PROBLEMS TO SOLVE ->
A. In the excerpt about the new Realtek driver for ESXi, which ESXi versions is the driver said to work with?
B. Please rewrite the part of the Realtek ESXi driver excerpt starting at "Yes, you read" and ending at "in the networking.", replacing "flaky" with "unreliable".
C. Carry on writing the blog post about the Realtek network driver for ESXi, starting after its last line.

I had to share this because it is definitely not one I saw coming. William Lam (a noted community leader in the VMware vSphere space) just announced a brand new VMware Fling many of us never thought we would see:

A Realtek PCIe Network Driver for ESXi.

Yes, you read that correctly...Realtek NICs finally have an installable driver for ESXi 8.0 U3+ and 9.x+. This was developed by a VCF engineer (Wenchao) and includes support for:

  • RTL8111 (1GbE)

  • RTL8125 (2.5GbE)

  • RTL8126 (5GbE)

  • RTL8127 (10GbE)

For years now, if you wanted to run VMware ESXi in the home lab and have your choice of mini PC that you wanted to buy for that purpose, you would have to specifically look for mini PCs that had Intel-based NICs. And, what made it worse, sometimes that information was hard to find. The only workaround was to buy a Realtek-based USB NIC as those have been supported for quite some time now. However, I have used these as well and they are flaky with quirks in the networking.

How to download?

MATERIAL SHOWN ->
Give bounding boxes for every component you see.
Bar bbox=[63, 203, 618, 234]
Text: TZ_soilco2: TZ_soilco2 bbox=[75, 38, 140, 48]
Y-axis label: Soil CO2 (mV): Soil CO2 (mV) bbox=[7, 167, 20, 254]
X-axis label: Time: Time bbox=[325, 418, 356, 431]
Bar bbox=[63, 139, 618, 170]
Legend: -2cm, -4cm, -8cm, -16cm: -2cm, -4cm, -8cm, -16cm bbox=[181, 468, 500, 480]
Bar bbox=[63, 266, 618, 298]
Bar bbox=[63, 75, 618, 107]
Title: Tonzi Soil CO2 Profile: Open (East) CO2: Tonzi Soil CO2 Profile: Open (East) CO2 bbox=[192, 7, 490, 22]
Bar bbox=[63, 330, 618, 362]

ANSWERS TO EACH TASK ->
A. ESXi 8.0 U3+ and 9.x+.

B.
Yes, you read that correctly...Realtek NICs finally have an installable driver for ESXi 8.0 U3+ and 9.x+. This was developed by a VCF engineer (Wenchao) and includes support for:

  • RTL8111 (1GbE)

  • RTL8125 (2.5GbE)

  • RTL8126 (5GbE)

  • RTL8127 (10GbE)

For years now, if you wanted to run VMware ESXi in the home lab and have your choice of mini PC that you wanted to buy for that purpose, you would have to specifically look for mini PCs that had Intel-based NICs. And, what made it worse, sometimes that information was hard to find. The only workaround was to buy a Realtek-based USB NIC as those have been supported for quite some time now. However, I have used these as well and they are unreliable with quirks in the networking.

C.
Unfortunately, you need to have a login to the Broadcom website to get access to the VMware Fling downloads now. But, at least the Fling downloads are still free, including this new Realtek NIC fling. 

Download the fling from this link: https://support.broadcom.com/group/ecx/productdownloads?subfamily=Flings&freeDownloads=true

realtek network driver for VMware ESXi

Installation Quick Notes

In his blog post on the topic, William lists the command to install the downloaded Fling driver:

esxcli software component apply -d /VMware-Re-Driver_1.101.00-5vmw.800.1.0.20613240.zip

Remove it with:

esxcli software component remove -n VMware-Re-Driver

Jumbo frames require a module parameter instead of vSwitch settings:

esxcli system module parameters set -m if_re -p mtu=9000
reboot

You can also bake the driver directly into a vLCM Image for cluster-wide deployment.

Early Community Feedback: Promising… but Flaky?

This is where things get interesting. The comments section on William’s post is already filling with real-world test results, and the pattern so far is:

It works, but it’s unstable for a lot of people.

Here’s a summary of what testers are seeing:

Works Out of the Box (Light Load)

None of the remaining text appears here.